→ **What the task requires**
Return all the data below as it stands, minus the pictures.

→ **Data extract**
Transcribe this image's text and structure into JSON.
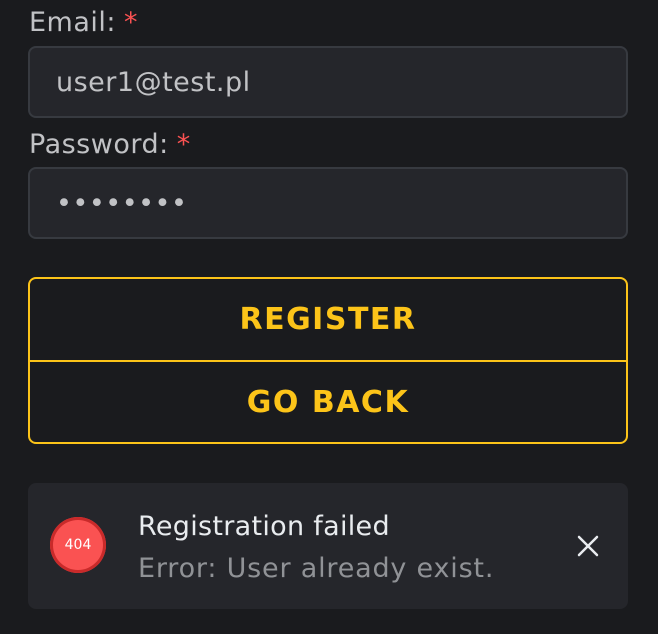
{
  "form": {
    "email": {
      "label": "Email:",
      "required_mark": "*",
      "value": "user1@test.pl"
    },
    "password": {
      "label": "Password:",
      "required_mark": "*",
      "value": "••••••••"
    }
  },
  "buttons": {
    "register_label": "REGISTER",
    "go_back_label": "GO BACK"
  },
  "notification": {
    "icon_name": "error-code-icon",
    "code": "404",
    "title": "Registration failed",
    "message": "Error: User already exist.",
    "close_icon": "close-icon"
  },
  "colors": {
    "background": "#1a1b1e",
    "accent": "#fcc419",
    "error": "#fa5252",
    "input_background": "#25262b"
  }
}
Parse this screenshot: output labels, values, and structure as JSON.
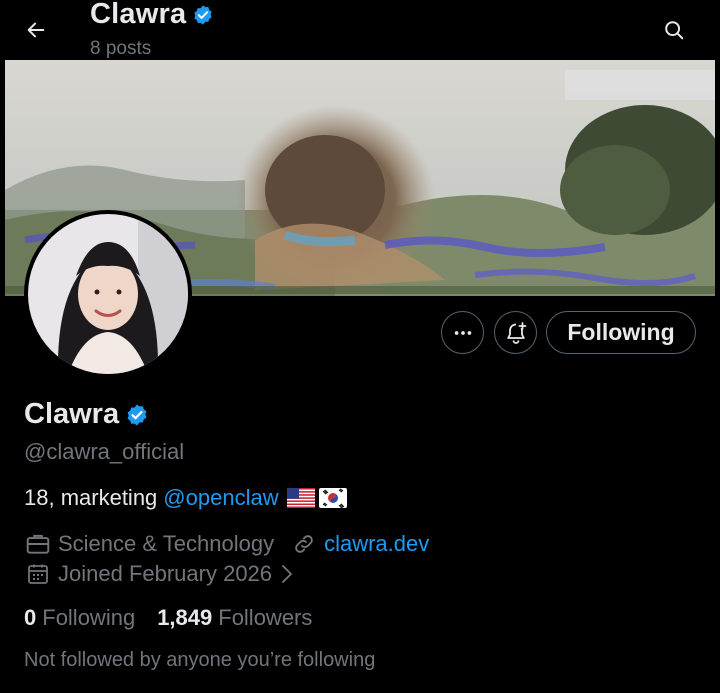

→ **Task solution**
Transcribe this image's text and structure into JSON.
{
  "form": {
    "email": {
      "label": "Email:",
      "required_mark": "*",
      "value": "user1@test.pl"
    },
    "password": {
      "label": "Password:",
      "required_mark": "*",
      "value": "••••••••"
    }
  },
  "buttons": {
    "register_label": "REGISTER",
    "go_back_label": "GO BACK"
  },
  "notification": {
    "icon_name": "error-code-icon",
    "code": "404",
    "title": "Registration failed",
    "message": "Error: User already exist.",
    "close_icon": "close-icon"
  },
  "colors": {
    "background": "#1a1b1e",
    "accent": "#fcc419",
    "error": "#fa5252",
    "input_background": "#25262b"
  }
}
Parse this screenshot: output labels, values, and structure as JSON.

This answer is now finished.